The task:
Below are some records; repeat them all exactly, minus the pictures.

Record set:
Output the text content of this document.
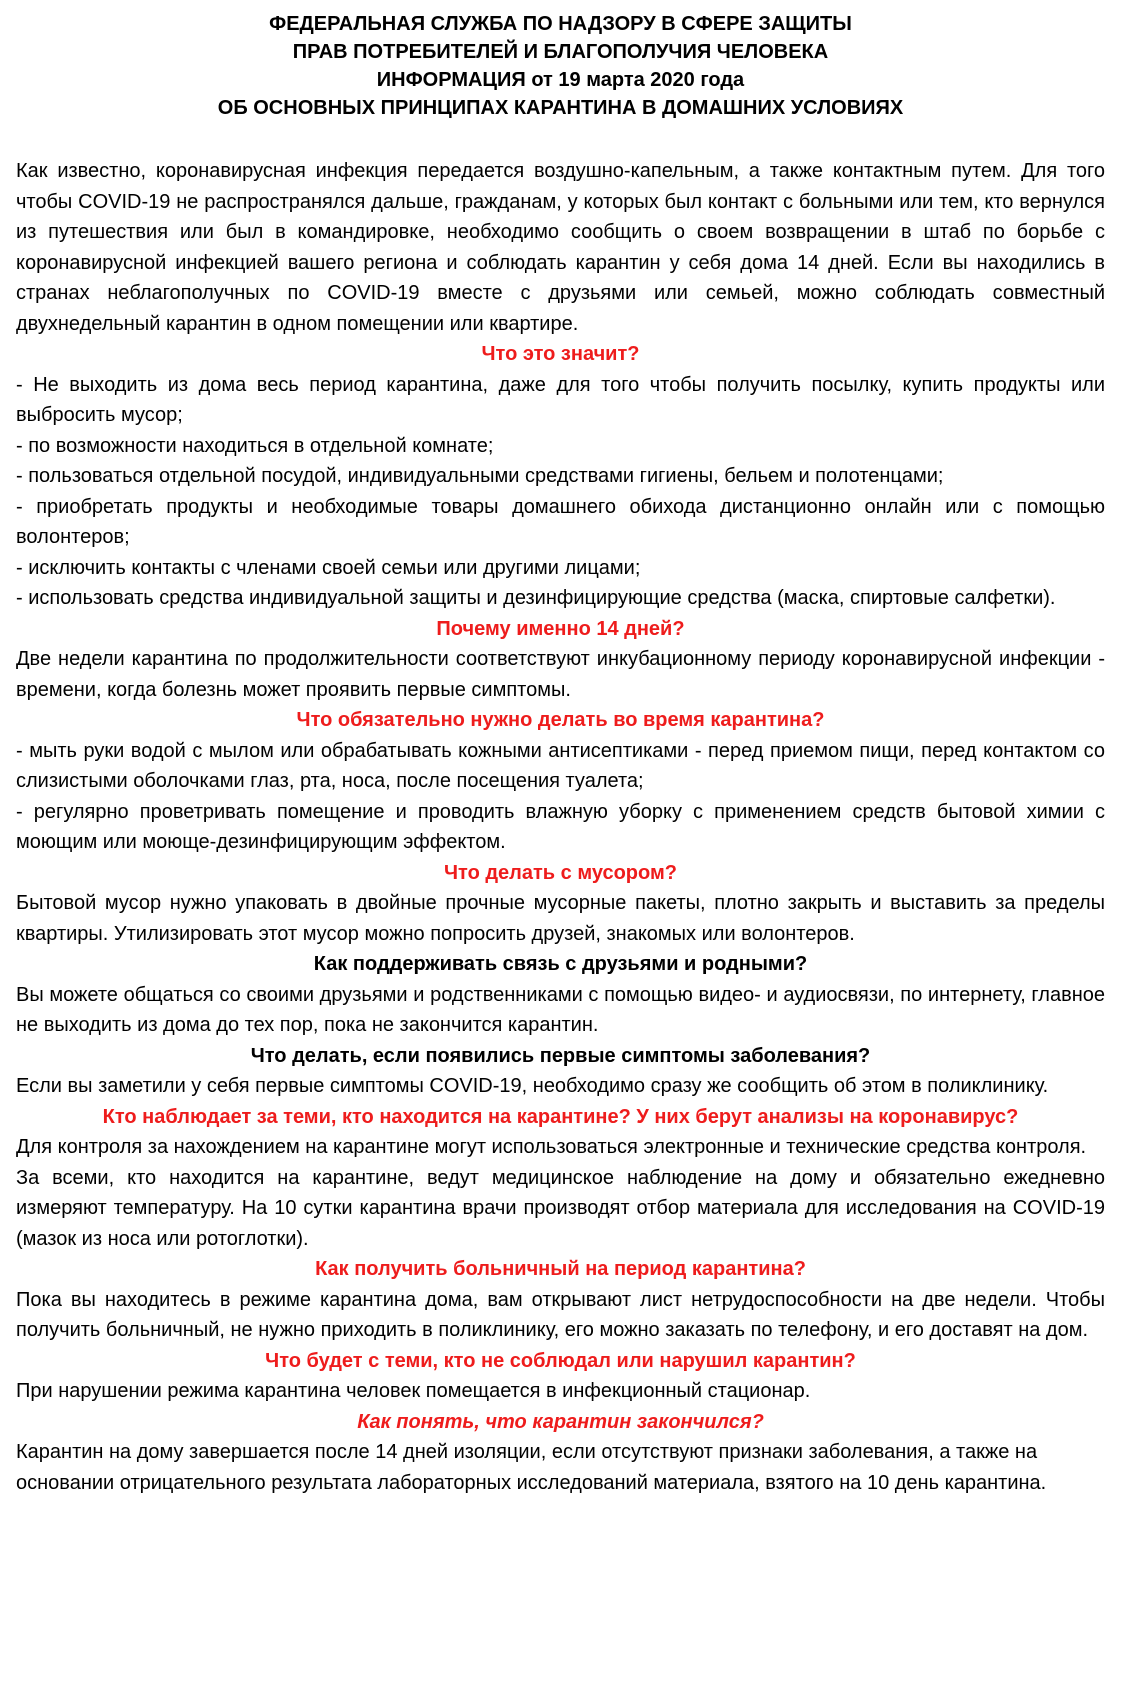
ФЕДЕРАЛЬНАЯ СЛУЖБА ПО НАДЗОРУ В СФЕРЕ ЗАЩИТЫ
ПРАВ ПОТРЕБИТЕЛЕЙ И БЛАГОПОЛУЧИЯ ЧЕЛОВЕКА
ИНФОРМАЦИЯ от 19 марта 2020 года
ОБ ОСНОВНЫХ ПРИНЦИПАХ КАРАНТИНА В ДОМАШНИХ УСЛОВИЯХ

Как известно, коронавирусная инфекция передается воздушно-капельным, а также контактным путем. Для того чтобы COVID-19 не распространялся дальше, гражданам, у которых был контакт с больными или тем, кто вернулся из путешествия или был в командировке, необходимо сообщить о своем возвращении в штаб по борьбе с коронавирусной инфекцией вашего региона и соблюдать карантин у себя дома 14 дней. Если вы находились в странах неблагополучных по COVID-19 вместе с друзьями или семьей, можно соблюдать совместный двухнедельный карантин в одном помещении или квартире.

Что это значит?

- Не выходить из дома весь период карантина, даже для того чтобы получить посылку, купить продукты или выбросить мусор;

- по возможности находиться в отдельной комнате;

- пользоваться отдельной посудой, индивидуальными средствами гигиены, бельем и полотенцами;

- приобретать продукты и необходимые товары домашнего обихода дистанционно онлайн или с помощью волонтеров;

- исключить контакты с членами своей семьи или другими лицами;

- использовать средства индивидуальной защиты и дезинфицирующие средства (маска, спиртовые салфетки).

Почему именно 14 дней?

Две недели карантина по продолжительности соответствуют инкубационному периоду коронавирусной инфекции - времени, когда болезнь может проявить первые симптомы.

Что обязательно нужно делать во время карантина?

- мыть руки водой с мылом или обрабатывать кожными антисептиками - перед приемом пищи, перед контактом со слизистыми оболочками глаз, рта, носа, после посещения туалета;

- регулярно проветривать помещение и проводить влажную уборку с применением средств бытовой химии с моющим или моюще-дезинфицирующим эффектом.

Что делать с мусором?

Бытовой мусор нужно упаковать в двойные прочные мусорные пакеты, плотно закрыть и выставить за пределы квартиры. Утилизировать этот мусор можно попросить друзей, знакомых или волонтеров.

Как поддерживать связь с друзьями и родными?

Вы можете общаться со своими друзьями и родственниками с помощью видео- и аудиосвязи, по интернету, главное не выходить из дома до тех пор, пока не закончится карантин.

Что делать, если появились первые симптомы заболевания?

Если вы заметили у себя первые симптомы COVID-19, необходимо сразу же сообщить об этом в поликлинику.

Кто наблюдает за теми, кто находится на карантине? У них берут анализы на коронавирус?

Для контроля за нахождением на карантине могут использоваться электронные и технические средства контроля.

За всеми, кто находится на карантине, ведут медицинское наблюдение на дому и обязательно ежедневно измеряют температуру. На 10 сутки карантина врачи производят отбор материала для исследования на COVID-19 (мазок из носа или ротоглотки).

Как получить больничный на период карантина?

Пока вы находитесь в режиме карантина дома, вам открывают лист нетрудоспособности на две недели. Чтобы получить больничный, не нужно приходить в поликлинику, его можно заказать по телефону, и его доставят на дом.

Что будет с теми, кто не соблюдал или нарушил карантин?

При нарушении режима карантина человек помещается в инфекционный стационар.

Как понять, что карантин закончился?

Карантин на дому завершается после 14 дней изоляции, если отсутствуют признаки заболевания, а также на основании отрицательного результата лабораторных исследований материала, взятого на 10 день карантина.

Written answer:
Output the text content of this document.
ФЕДЕРАЛЬНАЯ СЛУЖБА ПО НАДЗОРУ В СФЕРЕ ЗАЩИТЫ
ПРАВ ПОТРЕБИТЕЛЕЙ И БЛАГОПОЛУЧИЯ ЧЕЛОВЕКА
ИНФОРМАЦИЯ от 19 марта 2020 года
ОБ ОСНОВНЫХ ПРИНЦИПАХ КАРАНТИНА В ДОМАШНИХ УСЛОВИЯХ

Как известно, коронавирусная инфекция передается воздушно-капельным, а также контактным путем. Для того чтобы COVID-19 не распространялся дальше, гражданам, у которых был контакт с больными или тем, кто вернулся из путешествия или был в командировке, необходимо сообщить о своем возвращении в штаб по борьбе с коронавирусной инфекцией вашего региона и соблюдать карантин у себя дома 14 дней. Если вы находились в странах неблагополучных по COVID-19 вместе с друзьями или семьей, можно соблюдать совместный двухнедельный карантин в одном помещении или квартире.

Что это значит?

- Не выходить из дома весь период карантина, даже для того чтобы получить посылку, купить продукты или выбросить мусор;

- по возможности находиться в отдельной комнате;

- пользоваться отдельной посудой, индивидуальными средствами гигиены, бельем и полотенцами;

- приобретать продукты и необходимые товары домашнего обихода дистанционно онлайн или с помощью волонтеров;

- исключить контакты с членами своей семьи или другими лицами;

- использовать средства индивидуальной защиты и дезинфицирующие средства (маска, спиртовые салфетки).

Почему именно 14 дней?

Две недели карантина по продолжительности соответствуют инкубационному периоду коронавирусной инфекции - времени, когда болезнь может проявить первые симптомы.

Что обязательно нужно делать во время карантина?

- мыть руки водой с мылом или обрабатывать кожными антисептиками - перед приемом пищи, перед контактом со слизистыми оболочками глаз, рта, носа, после посещения туалета;

- регулярно проветривать помещение и проводить влажную уборку с применением средств бытовой химии с моющим или моюще-дезинфицирующим эффектом.

Что делать с мусором?

Бытовой мусор нужно упаковать в двойные прочные мусорные пакеты, плотно закрыть и выставить за пределы квартиры. Утилизировать этот мусор можно попросить друзей, знакомых или волонтеров.

Как поддерживать связь с друзьями и родными?

Вы можете общаться со своими друзьями и родственниками с помощью видео- и аудиосвязи, по интернету, главное не выходить из дома до тех пор, пока не закончится карантин.

Что делать, если появились первые симптомы заболевания?

Если вы заметили у себя первые симптомы COVID-19, необходимо сразу же сообщить об этом в поликлинику.

Кто наблюдает за теми, кто находится на карантине? У них берут анализы на коронавирус?

Для контроля за нахождением на карантине могут использоваться электронные и технические средства контроля.

За всеми, кто находится на карантине, ведут медицинское наблюдение на дому и обязательно ежедневно измеряют температуру. На 10 сутки карантина врачи производят отбор материала для исследования на COVID-19 (мазок из носа или ротоглотки).

Как получить больничный на период карантина?

Пока вы находитесь в режиме карантина дома, вам открывают лист нетрудоспособности на две недели. Чтобы получить больничный, не нужно приходить в поликлинику, его можно заказать по телефону, и его доставят на дом.

Что будет с теми, кто не соблюдал или нарушил карантин?

При нарушении режима карантина человек помещается в инфекционный стационар.

Как понять, что карантин закончился?

Карантин на дому завершается после 14 дней изоляции, если отсутствуют признаки заболевания, а также на основании отрицательного результата лабораторных исследований материала, взятого на 10 день карантина.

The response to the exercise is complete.